Data supplied
::::::

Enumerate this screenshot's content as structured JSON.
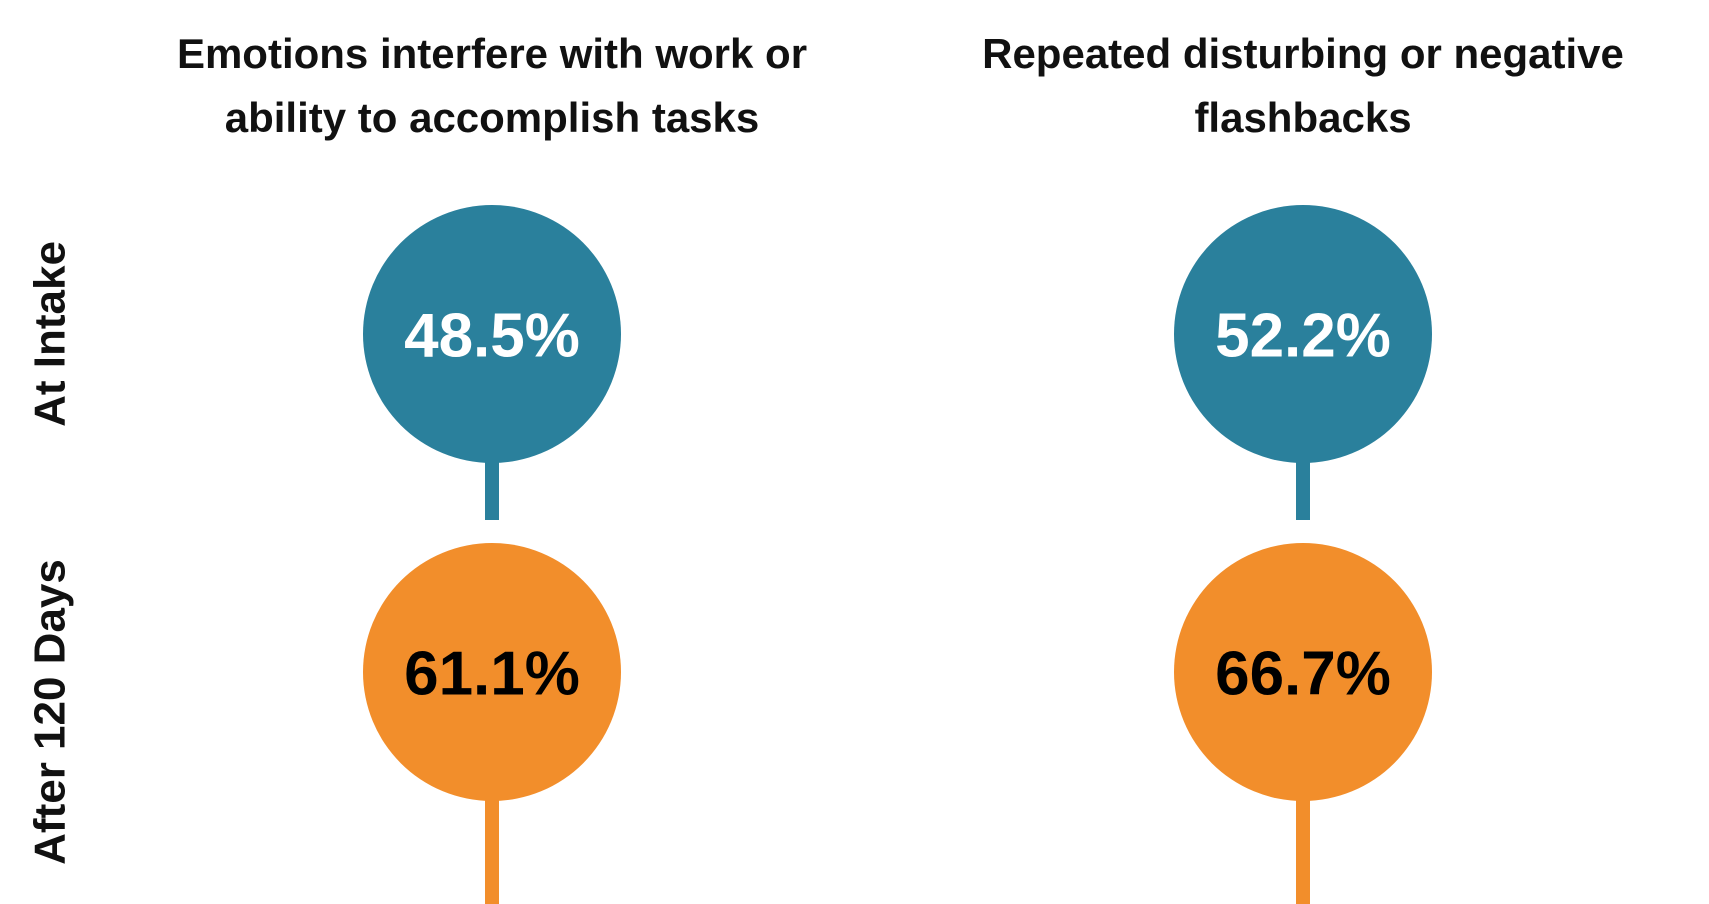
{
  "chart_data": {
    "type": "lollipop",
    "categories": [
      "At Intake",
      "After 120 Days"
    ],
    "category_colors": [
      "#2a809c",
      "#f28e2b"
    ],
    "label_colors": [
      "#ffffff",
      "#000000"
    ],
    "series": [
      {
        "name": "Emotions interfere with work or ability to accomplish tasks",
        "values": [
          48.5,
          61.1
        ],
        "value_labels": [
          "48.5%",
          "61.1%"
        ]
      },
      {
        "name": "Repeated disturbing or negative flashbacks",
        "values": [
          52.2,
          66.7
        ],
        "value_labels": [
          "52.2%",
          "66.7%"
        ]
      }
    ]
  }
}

::::::

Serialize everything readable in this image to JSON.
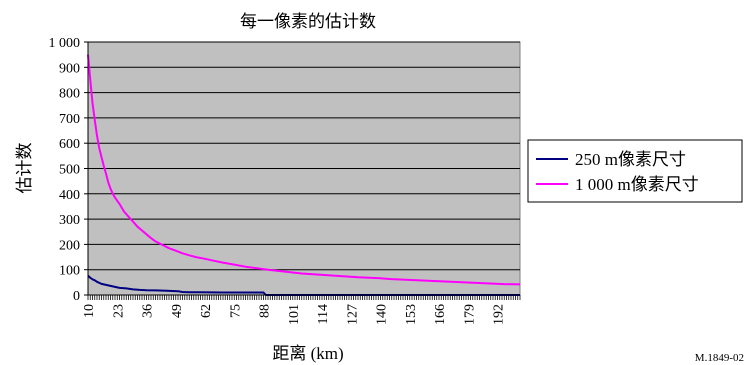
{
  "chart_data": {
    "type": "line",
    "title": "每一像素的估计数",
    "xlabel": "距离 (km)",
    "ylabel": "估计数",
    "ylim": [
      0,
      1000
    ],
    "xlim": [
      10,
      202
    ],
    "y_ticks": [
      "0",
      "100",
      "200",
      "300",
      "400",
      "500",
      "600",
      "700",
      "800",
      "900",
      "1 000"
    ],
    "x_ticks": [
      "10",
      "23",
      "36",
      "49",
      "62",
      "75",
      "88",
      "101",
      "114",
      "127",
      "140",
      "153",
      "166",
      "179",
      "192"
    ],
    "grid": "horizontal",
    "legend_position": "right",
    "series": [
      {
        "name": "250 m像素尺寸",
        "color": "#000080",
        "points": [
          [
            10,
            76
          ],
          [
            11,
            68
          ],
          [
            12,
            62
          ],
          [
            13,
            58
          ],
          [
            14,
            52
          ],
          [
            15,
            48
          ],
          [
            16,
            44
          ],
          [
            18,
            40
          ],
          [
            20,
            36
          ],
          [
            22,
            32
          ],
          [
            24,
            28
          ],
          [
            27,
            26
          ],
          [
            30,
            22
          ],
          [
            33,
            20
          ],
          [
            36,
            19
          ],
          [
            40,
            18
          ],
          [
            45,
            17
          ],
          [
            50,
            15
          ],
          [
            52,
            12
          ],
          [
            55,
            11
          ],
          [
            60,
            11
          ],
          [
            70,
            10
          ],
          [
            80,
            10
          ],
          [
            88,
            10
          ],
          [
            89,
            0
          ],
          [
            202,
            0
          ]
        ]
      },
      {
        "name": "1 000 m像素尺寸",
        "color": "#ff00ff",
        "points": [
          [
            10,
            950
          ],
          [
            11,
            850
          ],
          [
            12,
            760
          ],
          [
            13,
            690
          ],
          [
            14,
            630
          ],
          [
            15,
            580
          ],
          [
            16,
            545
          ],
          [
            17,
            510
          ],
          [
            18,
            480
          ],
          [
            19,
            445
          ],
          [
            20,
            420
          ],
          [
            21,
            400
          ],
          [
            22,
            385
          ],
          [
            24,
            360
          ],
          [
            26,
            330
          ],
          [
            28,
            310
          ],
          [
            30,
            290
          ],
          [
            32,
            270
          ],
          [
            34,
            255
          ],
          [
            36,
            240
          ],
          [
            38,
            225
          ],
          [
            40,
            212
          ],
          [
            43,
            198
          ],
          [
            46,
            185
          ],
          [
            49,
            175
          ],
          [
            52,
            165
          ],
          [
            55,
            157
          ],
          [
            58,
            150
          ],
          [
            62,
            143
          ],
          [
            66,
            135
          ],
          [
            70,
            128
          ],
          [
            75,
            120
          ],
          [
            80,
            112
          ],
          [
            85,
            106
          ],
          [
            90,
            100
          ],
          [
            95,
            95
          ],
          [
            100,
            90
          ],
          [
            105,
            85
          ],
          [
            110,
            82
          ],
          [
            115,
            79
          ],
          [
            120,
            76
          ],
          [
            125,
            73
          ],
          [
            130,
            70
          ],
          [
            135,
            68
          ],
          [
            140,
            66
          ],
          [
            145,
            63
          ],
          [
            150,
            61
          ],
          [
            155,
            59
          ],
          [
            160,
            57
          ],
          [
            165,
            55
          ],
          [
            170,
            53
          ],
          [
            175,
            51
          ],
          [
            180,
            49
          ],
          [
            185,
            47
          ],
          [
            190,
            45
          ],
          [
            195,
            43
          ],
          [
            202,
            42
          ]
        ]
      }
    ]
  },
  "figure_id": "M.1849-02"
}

::::::

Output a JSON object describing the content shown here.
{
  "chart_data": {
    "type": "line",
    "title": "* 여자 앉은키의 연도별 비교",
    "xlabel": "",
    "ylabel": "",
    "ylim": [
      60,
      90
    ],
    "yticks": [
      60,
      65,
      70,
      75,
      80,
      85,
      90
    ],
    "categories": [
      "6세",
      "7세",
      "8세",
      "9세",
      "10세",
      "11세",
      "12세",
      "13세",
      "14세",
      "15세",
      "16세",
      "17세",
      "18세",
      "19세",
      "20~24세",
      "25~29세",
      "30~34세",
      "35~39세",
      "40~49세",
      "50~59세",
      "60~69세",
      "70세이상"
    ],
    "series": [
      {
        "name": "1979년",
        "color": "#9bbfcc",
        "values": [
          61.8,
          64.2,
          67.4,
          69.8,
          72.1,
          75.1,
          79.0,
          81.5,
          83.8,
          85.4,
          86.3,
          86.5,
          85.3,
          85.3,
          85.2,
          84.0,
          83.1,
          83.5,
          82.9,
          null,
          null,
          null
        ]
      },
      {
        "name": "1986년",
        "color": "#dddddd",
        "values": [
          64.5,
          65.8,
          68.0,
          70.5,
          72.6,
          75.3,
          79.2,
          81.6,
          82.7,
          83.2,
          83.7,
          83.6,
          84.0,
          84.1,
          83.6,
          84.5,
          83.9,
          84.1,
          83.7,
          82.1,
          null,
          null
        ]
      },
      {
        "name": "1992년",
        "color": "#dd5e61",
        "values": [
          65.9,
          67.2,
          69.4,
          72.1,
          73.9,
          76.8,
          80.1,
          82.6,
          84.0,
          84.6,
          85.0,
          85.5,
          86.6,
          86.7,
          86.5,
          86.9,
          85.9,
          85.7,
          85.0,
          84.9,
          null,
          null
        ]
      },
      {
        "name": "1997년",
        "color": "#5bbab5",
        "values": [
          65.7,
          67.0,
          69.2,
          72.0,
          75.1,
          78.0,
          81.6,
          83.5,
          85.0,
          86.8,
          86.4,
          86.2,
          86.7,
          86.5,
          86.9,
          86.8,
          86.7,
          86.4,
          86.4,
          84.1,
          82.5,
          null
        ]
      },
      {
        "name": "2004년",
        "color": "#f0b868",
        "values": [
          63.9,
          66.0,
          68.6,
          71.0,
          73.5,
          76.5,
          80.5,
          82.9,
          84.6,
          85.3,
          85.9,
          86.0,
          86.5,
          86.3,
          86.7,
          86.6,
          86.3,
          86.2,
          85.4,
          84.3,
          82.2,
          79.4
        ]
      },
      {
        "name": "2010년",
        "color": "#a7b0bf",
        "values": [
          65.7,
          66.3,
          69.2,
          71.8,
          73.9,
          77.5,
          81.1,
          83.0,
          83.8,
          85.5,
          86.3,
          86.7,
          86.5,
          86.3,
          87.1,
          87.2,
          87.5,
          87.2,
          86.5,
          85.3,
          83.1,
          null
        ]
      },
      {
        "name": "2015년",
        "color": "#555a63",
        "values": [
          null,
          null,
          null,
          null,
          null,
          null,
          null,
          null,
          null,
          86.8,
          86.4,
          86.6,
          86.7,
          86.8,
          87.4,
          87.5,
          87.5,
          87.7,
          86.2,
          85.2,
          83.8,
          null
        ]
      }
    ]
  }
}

::::::

Aim
Go through the material line by line. Show each line that contains the string "JSON".

Correct result
Enumerate this screenshot's content as structured JSON.
Serialize everything readable in this image to JSON.
Output a JSON object describing the content shown here.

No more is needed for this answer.